§ **INSTRUCTIONS TO FOLLOW**
Write out every entry exactly as given, but omit the pictures.

§ **THE INPUT**
## begin

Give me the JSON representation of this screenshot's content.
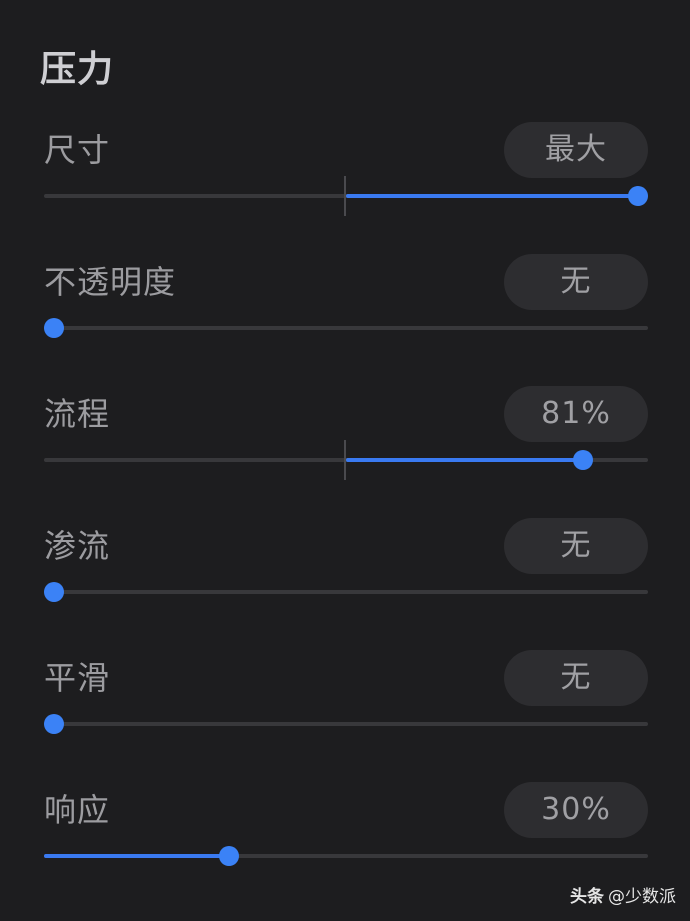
{
  "section": {
    "title": "压力"
  },
  "rows": [
    {
      "label": "尺寸",
      "value": "最大",
      "slider": {
        "bipolar": true,
        "level": 1.0
      }
    },
    {
      "label": "不透明度",
      "value": "无",
      "slider": {
        "bipolar": false,
        "level": 0.0
      }
    },
    {
      "label": "流程",
      "value": "81%",
      "slider": {
        "bipolar": true,
        "level": 0.81
      }
    },
    {
      "label": "渗流",
      "value": "无",
      "slider": {
        "bipolar": false,
        "level": 0.0
      }
    },
    {
      "label": "平滑",
      "value": "无",
      "slider": {
        "bipolar": false,
        "level": 0.0
      }
    },
    {
      "label": "响应",
      "value": "30%",
      "slider": {
        "bipolar": false,
        "level": 0.3
      }
    }
  ],
  "colors": {
    "accent": "#3b82f6",
    "track": "#38383b",
    "pill": "#2d2d30",
    "background": "#1d1d1f"
  },
  "watermark": {
    "brand": "头条",
    "handle": "@少数派"
  }
}
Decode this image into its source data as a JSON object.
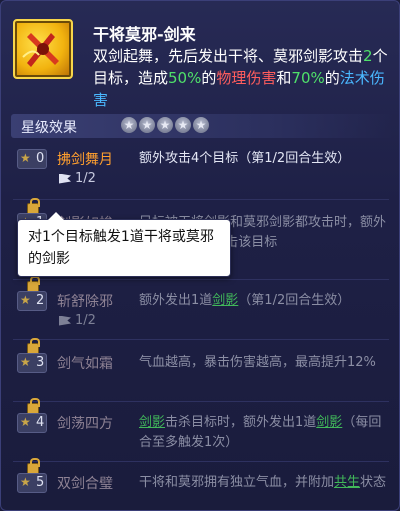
{
  "skill": {
    "icon": "dual-sword-icon",
    "name": "干将莫邪-剑来",
    "desc_1": "双剑起舞，先后发出干将、莫邪剑影攻击",
    "desc_num": "2",
    "desc_2": "个目标，造成",
    "desc_pct1": "50%",
    "desc_3": "的",
    "desc_phys": "物理伤害",
    "desc_4": "和",
    "desc_pct2": "70%",
    "desc_5": "的",
    "desc_magic": "法术伤害"
  },
  "star_section": {
    "title": "星级效果",
    "pips": [
      "★",
      "★",
      "★",
      "★",
      "★"
    ]
  },
  "rows": [
    {
      "level": "0",
      "name": "拂剑舞月",
      "progress": "1/2",
      "desc": "额外攻击4个目标（第1/2回合生效）"
    },
    {
      "level": "1",
      "name": "剑影如梭",
      "desc_a": "目标被干将剑影和莫邪剑影都攻击时，额外发出1道",
      "desc_link": "剑影",
      "desc_b": "攻击该目标"
    },
    {
      "level": "2",
      "name": "斩舒除邪",
      "progress": "1/2",
      "desc_a": "额外发出1道",
      "desc_link": "剑影",
      "desc_b": "（第1/2回合生效）"
    },
    {
      "level": "3",
      "name": "剑气如霜",
      "desc": "气血越高，暴击伤害越高，最高提升12%"
    },
    {
      "level": "4",
      "name": "剑荡四方",
      "desc_link1": "剑影",
      "desc_a": "击杀目标时，额外发出1道",
      "desc_link2": "剑影",
      "desc_b": "（每回合至多触发1次）"
    },
    {
      "level": "5",
      "name": "双剑合璧",
      "desc_a": "干将和莫邪拥有独立气血，并附加",
      "desc_link": "共生",
      "desc_b": "状态"
    }
  ],
  "tooltip": {
    "text": "对1个目标触发1道干将或莫邪的剑影"
  },
  "colors": {
    "name_active": "#ff9f2e",
    "name_locked": "#8e8294",
    "link": "#41b85a",
    "green": "#4fe06a",
    "red": "#ff5d5d",
    "blue": "#4ab8ff"
  }
}
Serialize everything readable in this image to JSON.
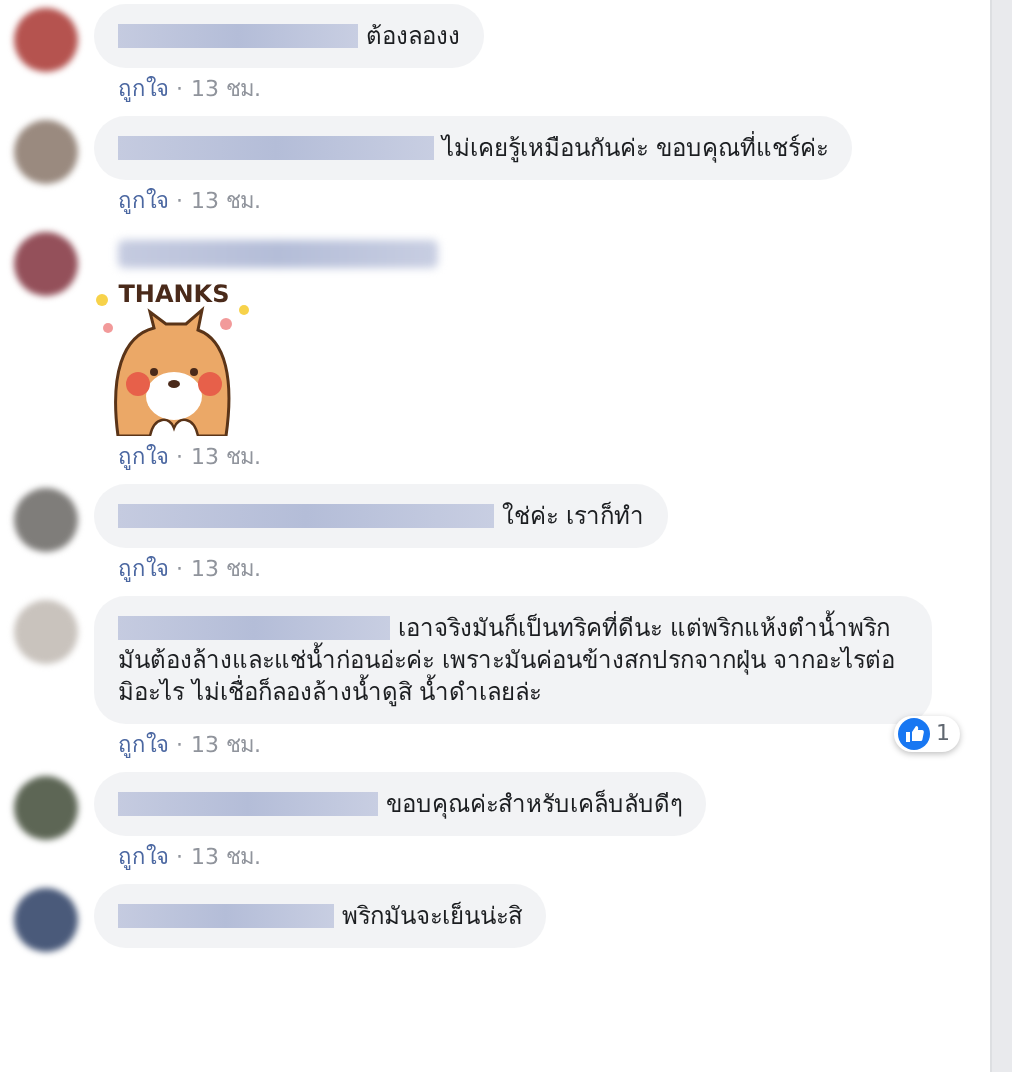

## end

§ **OUTPUT FOR THIS EXERCISE**
Give me the JSON representation of this screenshot's content.
{
  "section": {
    "title": "压力"
  },
  "rows": [
    {
      "label": "尺寸",
      "value": "最大",
      "slider": {
        "bipolar": true,
        "level": 1.0
      }
    },
    {
      "label": "不透明度",
      "value": "无",
      "slider": {
        "bipolar": false,
        "level": 0.0
      }
    },
    {
      "label": "流程",
      "value": "81%",
      "slider": {
        "bipolar": true,
        "level": 0.81
      }
    },
    {
      "label": "渗流",
      "value": "无",
      "slider": {
        "bipolar": false,
        "level": 0.0
      }
    },
    {
      "label": "平滑",
      "value": "无",
      "slider": {
        "bipolar": false,
        "level": 0.0
      }
    },
    {
      "label": "响应",
      "value": "30%",
      "slider": {
        "bipolar": false,
        "level": 0.3
      }
    }
  ],
  "colors": {
    "accent": "#3b82f6",
    "track": "#38383b",
    "pill": "#2d2d30",
    "background": "#1d1d1f"
  },
  "watermark": {
    "brand": "头条",
    "handle": "@少数派"
  }
}
Decode this image into its source data as a JSON object.
{
  "skill": {
    "icon": "dual-sword-icon",
    "name": "干将莫邪-剑来",
    "desc_1": "双剑起舞，先后发出干将、莫邪剑影攻击",
    "desc_num": "2",
    "desc_2": "个目标，造成",
    "desc_pct1": "50%",
    "desc_3": "的",
    "desc_phys": "物理伤害",
    "desc_4": "和",
    "desc_pct2": "70%",
    "desc_5": "的",
    "desc_magic": "法术伤害"
  },
  "star_section": {
    "title": "星级效果",
    "pips": [
      "★",
      "★",
      "★",
      "★",
      "★"
    ]
  },
  "rows": [
    {
      "level": "0",
      "name": "拂剑舞月",
      "progress": "1/2",
      "desc": "额外攻击4个目标（第1/2回合生效）"
    },
    {
      "level": "1",
      "name": "剑影如梭",
      "desc_a": "目标被干将剑影和莫邪剑影都攻击时，额外发出1道",
      "desc_link": "剑影",
      "desc_b": "攻击该目标"
    },
    {
      "level": "2",
      "name": "斩舒除邪",
      "progress": "1/2",
      "desc_a": "额外发出1道",
      "desc_link": "剑影",
      "desc_b": "（第1/2回合生效）"
    },
    {
      "level": "3",
      "name": "剑气如霜",
      "desc": "气血越高，暴击伤害越高，最高提升12%"
    },
    {
      "level": "4",
      "name": "剑荡四方",
      "desc_link1": "剑影",
      "desc_a": "击杀目标时，额外发出1道",
      "desc_link2": "剑影",
      "desc_b": "（每回合至多触发1次）"
    },
    {
      "level": "5",
      "name": "双剑合璧",
      "desc_a": "干将和莫邪拥有独立气血，并附加",
      "desc_link": "共生",
      "desc_b": "状态"
    }
  ],
  "tooltip": {
    "text": "对1个目标触发1道干将或莫邪的剑影"
  },
  "colors": {
    "name_active": "#ff9f2e",
    "name_locked": "#8e8294",
    "link": "#41b85a",
    "green": "#4fe06a",
    "red": "#ff5d5d",
    "blue": "#4ab8ff"
  }
}
Serialize everything readable in this image to JSON.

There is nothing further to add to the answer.